(DO THIS): Each line below should be quoted exactly, please.

----

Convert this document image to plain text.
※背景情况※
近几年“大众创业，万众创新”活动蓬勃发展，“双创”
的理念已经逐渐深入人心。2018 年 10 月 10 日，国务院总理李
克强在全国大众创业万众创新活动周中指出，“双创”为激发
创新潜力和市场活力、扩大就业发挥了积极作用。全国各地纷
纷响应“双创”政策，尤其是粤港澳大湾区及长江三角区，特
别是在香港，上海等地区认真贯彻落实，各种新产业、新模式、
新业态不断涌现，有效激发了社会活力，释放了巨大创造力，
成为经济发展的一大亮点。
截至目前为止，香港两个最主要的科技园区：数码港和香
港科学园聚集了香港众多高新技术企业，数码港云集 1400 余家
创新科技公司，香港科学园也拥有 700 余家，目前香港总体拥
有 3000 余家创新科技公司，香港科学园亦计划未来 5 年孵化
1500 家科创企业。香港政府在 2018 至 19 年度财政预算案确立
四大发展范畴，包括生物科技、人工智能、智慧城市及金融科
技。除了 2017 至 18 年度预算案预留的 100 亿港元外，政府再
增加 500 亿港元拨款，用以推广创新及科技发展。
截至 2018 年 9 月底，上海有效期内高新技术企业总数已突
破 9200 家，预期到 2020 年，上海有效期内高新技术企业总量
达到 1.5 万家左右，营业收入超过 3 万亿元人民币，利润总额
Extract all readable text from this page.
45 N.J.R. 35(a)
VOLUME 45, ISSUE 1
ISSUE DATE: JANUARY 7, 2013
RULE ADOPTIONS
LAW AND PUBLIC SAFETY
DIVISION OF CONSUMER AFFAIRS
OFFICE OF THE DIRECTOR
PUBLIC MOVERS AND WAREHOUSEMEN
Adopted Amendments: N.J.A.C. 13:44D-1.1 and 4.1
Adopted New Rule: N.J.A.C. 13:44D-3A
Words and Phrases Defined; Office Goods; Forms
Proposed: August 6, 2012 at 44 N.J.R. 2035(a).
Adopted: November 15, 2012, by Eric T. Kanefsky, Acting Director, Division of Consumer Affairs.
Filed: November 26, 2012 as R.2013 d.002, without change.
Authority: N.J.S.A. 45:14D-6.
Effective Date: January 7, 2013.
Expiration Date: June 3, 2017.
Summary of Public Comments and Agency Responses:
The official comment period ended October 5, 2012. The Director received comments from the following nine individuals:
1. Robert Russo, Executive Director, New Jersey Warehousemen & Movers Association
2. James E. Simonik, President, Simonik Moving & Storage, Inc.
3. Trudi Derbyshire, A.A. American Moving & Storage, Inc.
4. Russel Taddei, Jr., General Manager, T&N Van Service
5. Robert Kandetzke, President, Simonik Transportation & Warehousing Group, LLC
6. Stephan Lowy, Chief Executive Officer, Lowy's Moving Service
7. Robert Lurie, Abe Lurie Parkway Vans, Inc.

----

(REPLY TO THE TASK):
Convert this document image to plain text.
※背景情况※
近几年“大众创业，万众创新”活动蓬勃发展，“双创”
的理念已经逐渐深入人心。2018 年 10 月 10 日，国务院总理李
克强在全国大众创业万众创新活动周中指出，“双创”为激发
创新潜力和市场活力、扩大就业发挥了积极作用。全国各地纷
纷响应“双创”政策，尤其是粤港澳大湾区及长江三角区，特
别是在香港，上海等地区认真贯彻落实，各种新产业、新模式、
新业态不断涌现，有效激发了社会活力，释放了巨大创造力，
成为经济发展的一大亮点。
截至目前为止，香港两个最主要的科技园区：数码港和香
港科学园聚集了香港众多高新技术企业，数码港云集 1400 余家
创新科技公司，香港科学园也拥有 700 余家，目前香港总体拥
有 3000 余家创新科技公司，香港科学园亦计划未来 5 年孵化
1500 家科创企业。香港政府在 2018 至 19 年度财政预算案确立
四大发展范畴，包括生物科技、人工智能、智慧城市及金融科
技。除了 2017 至 18 年度预算案预留的 100 亿港元外，政府再
增加 500 亿港元拨款，用以推广创新及科技发展。
截至 2018 年 9 月底，上海有效期内高新技术企业总数已突
破 9200 家，预期到 2020 年，上海有效期内高新技术企业总量
达到 1.5 万家左右，营业收入超过 3 万亿元人民币，利润总额
Extract all readable text from this page.
45 N.J.R. 35(a)
VOLUME 45, ISSUE 1
ISSUE DATE: JANUARY 7, 2013
RULE ADOPTIONS
LAW AND PUBLIC SAFETY
DIVISION OF CONSUMER AFFAIRS
OFFICE OF THE DIRECTOR
PUBLIC MOVERS AND WAREHOUSEMEN
Adopted Amendments: N.J.A.C. 13:44D-1.1 and 4.1
Adopted New Rule: N.J.A.C. 13:44D-3A
Words and Phrases Defined; Office Goods; Forms
Proposed: August 6, 2012 at 44 N.J.R. 2035(a).
Adopted: November 15, 2012, by Eric T. Kanefsky, Acting Director, Division of Consumer Affairs.
Filed: November 26, 2012 as R.2013 d.002, without change.
Authority: N.J.S.A. 45:14D-6.
Effective Date: January 7, 2013.
Expiration Date: June 3, 2017.
Summary of Public Comments and Agency Responses:
The official comment period ended October 5, 2012. The Director received comments from the following nine individuals:
1. Robert Russo, Executive Director, New Jersey Warehousemen & Movers Association
2. James E. Simonik, President, Simonik Moving & Storage, Inc.
3. Trudi Derbyshire, A.A. American Moving & Storage, Inc.
4. Russel Taddei, Jr., General Manager, T&N Van Service
5. Robert Kandetzke, President, Simonik Transportation & Warehousing Group, LLC
6. Stephan Lowy, Chief Executive Officer, Lowy's Moving Service
7. Robert Lurie, Abe Lurie Parkway Vans, Inc.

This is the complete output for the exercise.